Raw records
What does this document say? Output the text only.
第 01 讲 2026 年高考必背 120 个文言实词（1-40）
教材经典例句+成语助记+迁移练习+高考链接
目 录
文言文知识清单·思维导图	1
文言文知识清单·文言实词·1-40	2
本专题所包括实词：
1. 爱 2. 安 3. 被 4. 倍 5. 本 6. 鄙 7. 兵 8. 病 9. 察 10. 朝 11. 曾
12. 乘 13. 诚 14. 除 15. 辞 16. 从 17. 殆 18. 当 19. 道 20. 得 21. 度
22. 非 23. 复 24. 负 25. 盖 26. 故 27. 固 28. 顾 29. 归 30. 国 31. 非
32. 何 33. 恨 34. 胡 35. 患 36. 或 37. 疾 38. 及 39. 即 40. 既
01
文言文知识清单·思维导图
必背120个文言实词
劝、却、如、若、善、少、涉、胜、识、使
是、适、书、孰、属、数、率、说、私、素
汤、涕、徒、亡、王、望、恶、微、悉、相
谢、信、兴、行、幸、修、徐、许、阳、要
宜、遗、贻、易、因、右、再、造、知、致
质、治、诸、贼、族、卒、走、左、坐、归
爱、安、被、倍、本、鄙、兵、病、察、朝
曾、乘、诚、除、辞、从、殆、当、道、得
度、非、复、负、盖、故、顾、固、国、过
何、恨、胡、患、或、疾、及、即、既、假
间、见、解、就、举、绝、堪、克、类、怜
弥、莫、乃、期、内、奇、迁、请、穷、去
--
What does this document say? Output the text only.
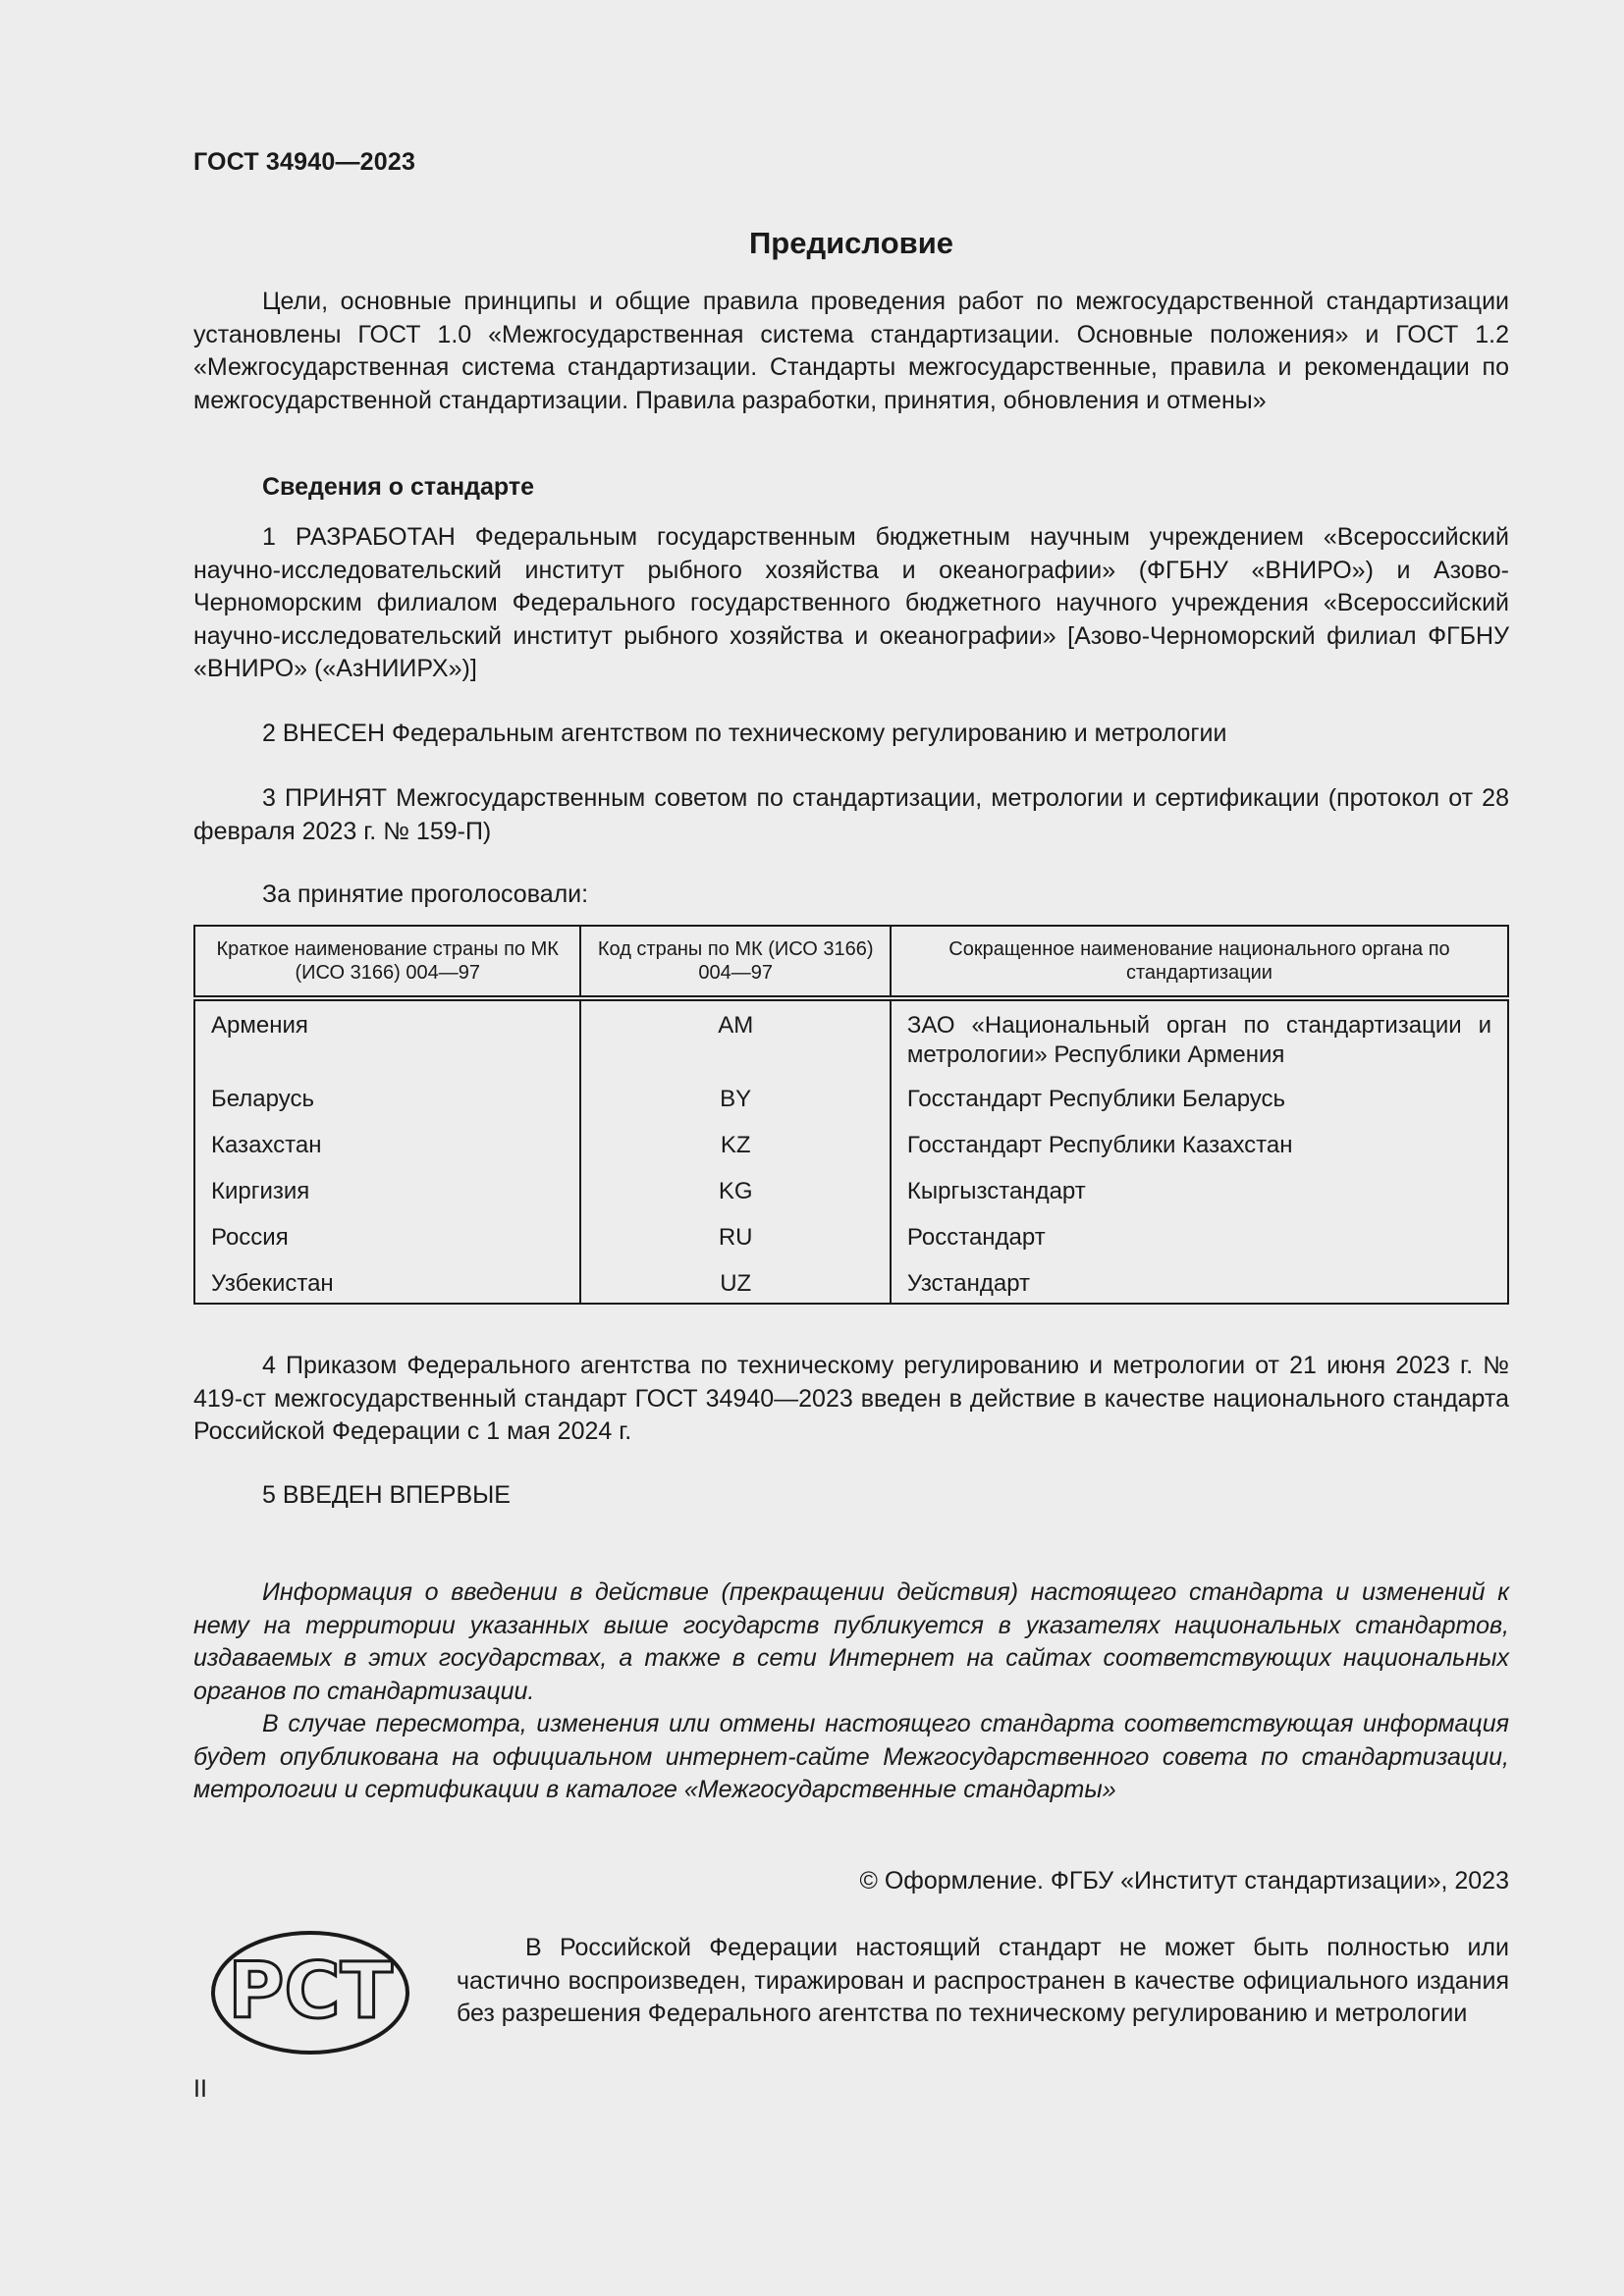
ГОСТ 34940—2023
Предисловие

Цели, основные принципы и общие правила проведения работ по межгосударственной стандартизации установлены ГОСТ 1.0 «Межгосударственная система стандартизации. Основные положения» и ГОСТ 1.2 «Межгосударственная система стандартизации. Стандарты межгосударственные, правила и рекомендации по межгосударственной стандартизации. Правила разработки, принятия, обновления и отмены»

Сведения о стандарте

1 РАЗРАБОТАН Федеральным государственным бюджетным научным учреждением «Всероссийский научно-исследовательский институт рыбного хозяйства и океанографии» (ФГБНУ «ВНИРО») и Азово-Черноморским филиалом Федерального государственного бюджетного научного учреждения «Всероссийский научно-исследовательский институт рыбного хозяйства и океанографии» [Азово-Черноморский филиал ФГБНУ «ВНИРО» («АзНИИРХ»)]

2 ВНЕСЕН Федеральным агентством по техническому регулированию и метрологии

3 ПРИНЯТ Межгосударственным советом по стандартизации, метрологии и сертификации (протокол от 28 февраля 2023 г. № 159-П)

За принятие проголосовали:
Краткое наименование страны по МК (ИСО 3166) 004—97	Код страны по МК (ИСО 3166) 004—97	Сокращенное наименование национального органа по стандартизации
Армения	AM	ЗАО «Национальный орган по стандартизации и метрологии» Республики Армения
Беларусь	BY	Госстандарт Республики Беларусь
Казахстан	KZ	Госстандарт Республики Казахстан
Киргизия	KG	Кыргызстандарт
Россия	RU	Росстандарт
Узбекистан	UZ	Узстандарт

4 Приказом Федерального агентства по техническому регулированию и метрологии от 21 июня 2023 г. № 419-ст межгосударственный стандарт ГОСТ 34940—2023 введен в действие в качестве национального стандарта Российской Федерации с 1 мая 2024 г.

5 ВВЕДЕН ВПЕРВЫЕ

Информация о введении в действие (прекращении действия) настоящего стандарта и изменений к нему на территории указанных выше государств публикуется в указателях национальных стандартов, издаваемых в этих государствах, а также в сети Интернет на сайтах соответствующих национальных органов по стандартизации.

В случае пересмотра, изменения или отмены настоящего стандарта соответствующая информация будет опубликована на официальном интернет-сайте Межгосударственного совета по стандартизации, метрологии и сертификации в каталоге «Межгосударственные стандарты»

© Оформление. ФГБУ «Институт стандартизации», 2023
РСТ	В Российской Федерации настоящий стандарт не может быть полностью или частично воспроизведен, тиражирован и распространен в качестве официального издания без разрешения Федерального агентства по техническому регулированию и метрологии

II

To be done
In the records above, locate each line with the word "качестве". Copy all such lines.

Solution to this task
4 Приказом Федерального агентства по техническому регулированию и метрологии от 21 июня 2023 г. № 419-ст межгосударственный стандарт ГОСТ 34940—2023 введен в действие в качестве национального стандарта Российской Федерации с 1 мая 2024 г.
РСТ	В Российской Федерации настоящий стандарт не может быть полностью или частично воспроизведен, тиражирован и распространен в качестве официального издания без разрешения Федерального агентства по техническому регулированию и метрологии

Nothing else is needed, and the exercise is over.